### Exercise material:
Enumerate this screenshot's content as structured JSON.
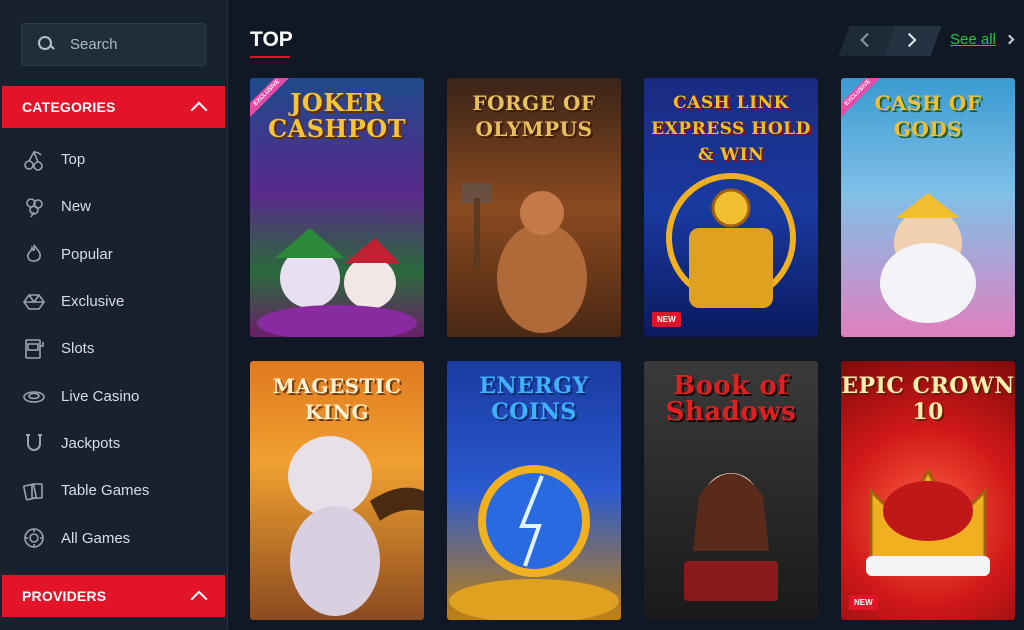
{
  "search": {
    "placeholder": "Search"
  },
  "categories": {
    "header": "CATEGORIES",
    "items": [
      {
        "label": "Top",
        "icon": "cherries-icon"
      },
      {
        "label": "New",
        "icon": "clover-icon"
      },
      {
        "label": "Popular",
        "icon": "flame-icon"
      },
      {
        "label": "Exclusive",
        "icon": "diamond-icon"
      },
      {
        "label": "Slots",
        "icon": "slot-machine-icon"
      },
      {
        "label": "Live Casino",
        "icon": "roulette-icon"
      },
      {
        "label": "Jackpots",
        "icon": "horseshoe-icon"
      },
      {
        "label": "Table Games",
        "icon": "cards-icon"
      },
      {
        "label": "All Games",
        "icon": "chip-icon"
      }
    ]
  },
  "providers": {
    "header": "PROVIDERS"
  },
  "section": {
    "title": "TOP",
    "see_all": "See all"
  },
  "games": [
    {
      "title": "JOKER CASHPOT",
      "badge": "EXCLUSIVE"
    },
    {
      "title": "FORGE OF OLYMPUS"
    },
    {
      "title": "CASH LINK EXPRESS HOLD & WIN",
      "badge": "NEW"
    },
    {
      "title": "CASH OF GODS",
      "badge": "EXCLUSIVE"
    },
    {
      "title": "MAGESTIC KING"
    },
    {
      "title": "ENERGY COINS"
    },
    {
      "title": "Book of Shadows"
    },
    {
      "title": "EPIC CROWN 10",
      "badge": "NEW"
    }
  ],
  "colors": {
    "accent": "#e3142a",
    "link": "#1ec93c",
    "sidebar": "#18222f",
    "background": "#0f1824"
  }
}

### Goal:
Every entry above needs to be retyped exactly; drop the pictures.

### Right answer:
Enumerate this screenshot's content as structured JSON.
{
  "search": {
    "placeholder": "Search"
  },
  "categories": {
    "header": "CATEGORIES",
    "items": [
      {
        "label": "Top",
        "icon": "cherries-icon"
      },
      {
        "label": "New",
        "icon": "clover-icon"
      },
      {
        "label": "Popular",
        "icon": "flame-icon"
      },
      {
        "label": "Exclusive",
        "icon": "diamond-icon"
      },
      {
        "label": "Slots",
        "icon": "slot-machine-icon"
      },
      {
        "label": "Live Casino",
        "icon": "roulette-icon"
      },
      {
        "label": "Jackpots",
        "icon": "horseshoe-icon"
      },
      {
        "label": "Table Games",
        "icon": "cards-icon"
      },
      {
        "label": "All Games",
        "icon": "chip-icon"
      }
    ]
  },
  "providers": {
    "header": "PROVIDERS"
  },
  "section": {
    "title": "TOP",
    "see_all": "See all"
  },
  "games": [
    {
      "title": "JOKER CASHPOT",
      "badge": "EXCLUSIVE"
    },
    {
      "title": "FORGE OF OLYMPUS"
    },
    {
      "title": "CASH LINK EXPRESS HOLD & WIN",
      "badge": "NEW"
    },
    {
      "title": "CASH OF GODS",
      "badge": "EXCLUSIVE"
    },
    {
      "title": "MAGESTIC KING"
    },
    {
      "title": "ENERGY COINS"
    },
    {
      "title": "Book of Shadows"
    },
    {
      "title": "EPIC CROWN 10",
      "badge": "NEW"
    }
  ],
  "colors": {
    "accent": "#e3142a",
    "link": "#1ec93c",
    "sidebar": "#18222f",
    "background": "#0f1824"
  }
}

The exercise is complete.